» What is needed:
Reproduce all entries precisely, down to the last character.
---------- Data provided ----------
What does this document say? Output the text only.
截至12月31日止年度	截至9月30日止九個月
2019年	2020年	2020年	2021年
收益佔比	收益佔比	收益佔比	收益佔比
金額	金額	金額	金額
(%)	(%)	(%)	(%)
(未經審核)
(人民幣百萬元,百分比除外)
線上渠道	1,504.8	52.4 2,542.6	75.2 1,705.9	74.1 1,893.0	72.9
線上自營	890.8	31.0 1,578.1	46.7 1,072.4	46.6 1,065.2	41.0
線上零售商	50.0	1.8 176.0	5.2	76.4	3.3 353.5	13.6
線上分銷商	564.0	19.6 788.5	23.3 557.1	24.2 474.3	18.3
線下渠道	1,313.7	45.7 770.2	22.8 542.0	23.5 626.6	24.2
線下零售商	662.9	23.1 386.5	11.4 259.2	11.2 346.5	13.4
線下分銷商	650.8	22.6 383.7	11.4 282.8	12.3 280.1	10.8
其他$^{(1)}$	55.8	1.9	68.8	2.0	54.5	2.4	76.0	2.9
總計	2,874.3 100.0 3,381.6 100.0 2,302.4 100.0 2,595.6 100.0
----------
» Complete answer:
What does this document say? Output the text only.
截至12月31日止年度	截至9月30日止九個月
2019年	2020年	2020年	2021年
收益佔比	收益佔比	收益佔比	收益佔比
金額	金額	金額	金額
(%)	(%)	(%)	(%)
(未經審核)
(人民幣百萬元,百分比除外)
線上渠道	1,504.8	52.4 2,542.6	75.2 1,705.9	74.1 1,893.0	72.9
線上自營	890.8	31.0 1,578.1	46.7 1,072.4	46.6 1,065.2	41.0
線上零售商	50.0	1.8 176.0	5.2	76.4	3.3 353.5	13.6
線上分銷商	564.0	19.6 788.5	23.3 557.1	24.2 474.3	18.3
線下渠道	1,313.7	45.7 770.2	22.8 542.0	23.5 626.6	24.2
線下零售商	662.9	23.1 386.5	11.4 259.2	11.2 346.5	13.4
線下分銷商	650.8	22.6 383.7	11.4 282.8	12.3 280.1	10.8
其他$^{(1)}$	55.8	1.9	68.8	2.0	54.5	2.4	76.0	2.9
總計	2,874.3 100.0 3,381.6 100.0 2,302.4 100.0 2,595.6 100.0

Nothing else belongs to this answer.